Dataset rows:
-=-=-=-=-

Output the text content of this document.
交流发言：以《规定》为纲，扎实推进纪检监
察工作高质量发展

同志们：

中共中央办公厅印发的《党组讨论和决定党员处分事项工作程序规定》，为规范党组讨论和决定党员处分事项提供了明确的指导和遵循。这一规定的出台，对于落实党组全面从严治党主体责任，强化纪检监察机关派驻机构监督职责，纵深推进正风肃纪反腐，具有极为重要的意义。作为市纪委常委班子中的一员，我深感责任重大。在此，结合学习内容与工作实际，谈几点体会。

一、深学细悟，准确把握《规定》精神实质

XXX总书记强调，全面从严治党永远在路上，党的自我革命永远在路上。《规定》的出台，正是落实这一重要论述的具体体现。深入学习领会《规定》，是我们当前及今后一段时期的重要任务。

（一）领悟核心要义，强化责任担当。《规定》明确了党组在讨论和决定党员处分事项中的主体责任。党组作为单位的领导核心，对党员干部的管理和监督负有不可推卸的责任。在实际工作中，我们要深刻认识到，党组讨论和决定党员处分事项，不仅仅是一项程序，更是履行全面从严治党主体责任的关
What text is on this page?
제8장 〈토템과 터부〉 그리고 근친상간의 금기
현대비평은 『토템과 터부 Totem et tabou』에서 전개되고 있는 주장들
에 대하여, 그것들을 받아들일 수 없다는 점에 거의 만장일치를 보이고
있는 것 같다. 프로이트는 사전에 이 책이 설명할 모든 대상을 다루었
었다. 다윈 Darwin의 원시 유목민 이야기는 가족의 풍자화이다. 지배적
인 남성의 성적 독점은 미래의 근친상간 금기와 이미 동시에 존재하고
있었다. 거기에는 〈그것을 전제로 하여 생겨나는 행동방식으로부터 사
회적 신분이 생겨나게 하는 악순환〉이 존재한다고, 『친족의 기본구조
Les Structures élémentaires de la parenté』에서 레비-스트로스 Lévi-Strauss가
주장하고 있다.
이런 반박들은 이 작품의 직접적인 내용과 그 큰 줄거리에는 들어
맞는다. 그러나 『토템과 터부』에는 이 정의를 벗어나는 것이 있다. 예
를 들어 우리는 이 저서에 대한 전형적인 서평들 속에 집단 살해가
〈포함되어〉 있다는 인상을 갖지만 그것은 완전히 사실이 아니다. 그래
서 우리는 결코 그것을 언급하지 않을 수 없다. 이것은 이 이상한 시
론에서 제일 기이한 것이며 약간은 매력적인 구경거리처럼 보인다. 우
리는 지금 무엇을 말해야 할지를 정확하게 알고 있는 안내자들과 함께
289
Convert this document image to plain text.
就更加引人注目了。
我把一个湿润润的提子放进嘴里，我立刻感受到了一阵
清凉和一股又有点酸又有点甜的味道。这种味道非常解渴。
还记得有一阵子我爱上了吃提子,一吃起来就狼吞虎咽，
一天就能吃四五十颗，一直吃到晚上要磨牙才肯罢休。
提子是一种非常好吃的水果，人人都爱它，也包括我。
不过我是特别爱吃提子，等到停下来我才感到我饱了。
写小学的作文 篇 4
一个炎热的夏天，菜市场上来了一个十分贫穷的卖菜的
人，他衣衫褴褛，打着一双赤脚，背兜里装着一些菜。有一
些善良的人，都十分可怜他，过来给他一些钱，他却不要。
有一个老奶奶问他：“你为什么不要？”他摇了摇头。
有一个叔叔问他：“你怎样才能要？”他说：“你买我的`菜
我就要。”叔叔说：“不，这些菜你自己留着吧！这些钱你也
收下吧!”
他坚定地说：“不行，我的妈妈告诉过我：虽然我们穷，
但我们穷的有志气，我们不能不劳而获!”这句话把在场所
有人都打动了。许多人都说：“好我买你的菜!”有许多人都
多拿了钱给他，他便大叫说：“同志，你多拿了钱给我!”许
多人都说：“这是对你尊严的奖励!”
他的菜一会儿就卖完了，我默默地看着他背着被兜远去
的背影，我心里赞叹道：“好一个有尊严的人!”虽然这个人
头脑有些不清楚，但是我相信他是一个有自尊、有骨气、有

-=-=-=-=-

TASK PROMPT:
Write out the full set of records exactly as given.

SOLUTION TO THIS TASK:
Output the text content of this document.
交流发言：以《规定》为纲，扎实推进纪检监
察工作高质量发展

同志们：

中共中央办公厅印发的《党组讨论和决定党员处分事项工作程序规定》，为规范党组讨论和决定党员处分事项提供了明确的指导和遵循。这一规定的出台，对于落实党组全面从严治党主体责任，强化纪检监察机关派驻机构监督职责，纵深推进正风肃纪反腐，具有极为重要的意义。作为市纪委常委班子中的一员，我深感责任重大。在此，结合学习内容与工作实际，谈几点体会。

一、深学细悟，准确把握《规定》精神实质

XXX总书记强调，全面从严治党永远在路上，党的自我革命永远在路上。《规定》的出台，正是落实这一重要论述的具体体现。深入学习领会《规定》，是我们当前及今后一段时期的重要任务。

（一）领悟核心要义，强化责任担当。《规定》明确了党组在讨论和决定党员处分事项中的主体责任。党组作为单位的领导核心，对党员干部的管理和监督负有不可推卸的责任。在实际工作中，我们要深刻认识到，党组讨论和决定党员处分事项，不仅仅是一项程序，更是履行全面从严治党主体责任的关
What text is on this page?
제8장 〈토템과 터부〉 그리고 근친상간의 금기
현대비평은 『토템과 터부 Totem et tabou』에서 전개되고 있는 주장들
에 대하여, 그것들을 받아들일 수 없다는 점에 거의 만장일치를 보이고
있는 것 같다. 프로이트는 사전에 이 책이 설명할 모든 대상을 다루었
었다. 다윈 Darwin의 원시 유목민 이야기는 가족의 풍자화이다. 지배적
인 남성의 성적 독점은 미래의 근친상간 금기와 이미 동시에 존재하고
있었다. 거기에는 〈그것을 전제로 하여 생겨나는 행동방식으로부터 사
회적 신분이 생겨나게 하는 악순환〉이 존재한다고, 『친족의 기본구조
Les Structures élémentaires de la parenté』에서 레비-스트로스 Lévi-Strauss가
주장하고 있다.
이런 반박들은 이 작품의 직접적인 내용과 그 큰 줄거리에는 들어
맞는다. 그러나 『토템과 터부』에는 이 정의를 벗어나는 것이 있다. 예
를 들어 우리는 이 저서에 대한 전형적인 서평들 속에 집단 살해가
〈포함되어〉 있다는 인상을 갖지만 그것은 완전히 사실이 아니다. 그래
서 우리는 결코 그것을 언급하지 않을 수 없다. 이것은 이 이상한 시
론에서 제일 기이한 것이며 약간은 매력적인 구경거리처럼 보인다. 우
리는 지금 무엇을 말해야 할지를 정확하게 알고 있는 안내자들과 함께
289
Convert this document image to plain text.
就更加引人注目了。
我把一个湿润润的提子放进嘴里，我立刻感受到了一阵
清凉和一股又有点酸又有点甜的味道。这种味道非常解渴。
还记得有一阵子我爱上了吃提子,一吃起来就狼吞虎咽，
一天就能吃四五十颗，一直吃到晚上要磨牙才肯罢休。
提子是一种非常好吃的水果，人人都爱它，也包括我。
不过我是特别爱吃提子，等到停下来我才感到我饱了。
写小学的作文 篇 4
一个炎热的夏天，菜市场上来了一个十分贫穷的卖菜的
人，他衣衫褴褛，打着一双赤脚，背兜里装着一些菜。有一
些善良的人，都十分可怜他，过来给他一些钱，他却不要。
有一个老奶奶问他：“你为什么不要？”他摇了摇头。
有一个叔叔问他：“你怎样才能要？”他说：“你买我的`菜
我就要。”叔叔说：“不，这些菜你自己留着吧！这些钱你也
收下吧!”
他坚定地说：“不行，我的妈妈告诉过我：虽然我们穷，
但我们穷的有志气，我们不能不劳而获!”这句话把在场所
有人都打动了。许多人都说：“好我买你的菜!”有许多人都
多拿了钱给他，他便大叫说：“同志，你多拿了钱给我!”许
多人都说：“这是对你尊严的奖励!”
他的菜一会儿就卖完了，我默默地看着他背着被兜远去
的背影，我心里赞叹道：“好一个有尊严的人!”虽然这个人
头脑有些不清楚，但是我相信他是一个有自尊、有骨气、有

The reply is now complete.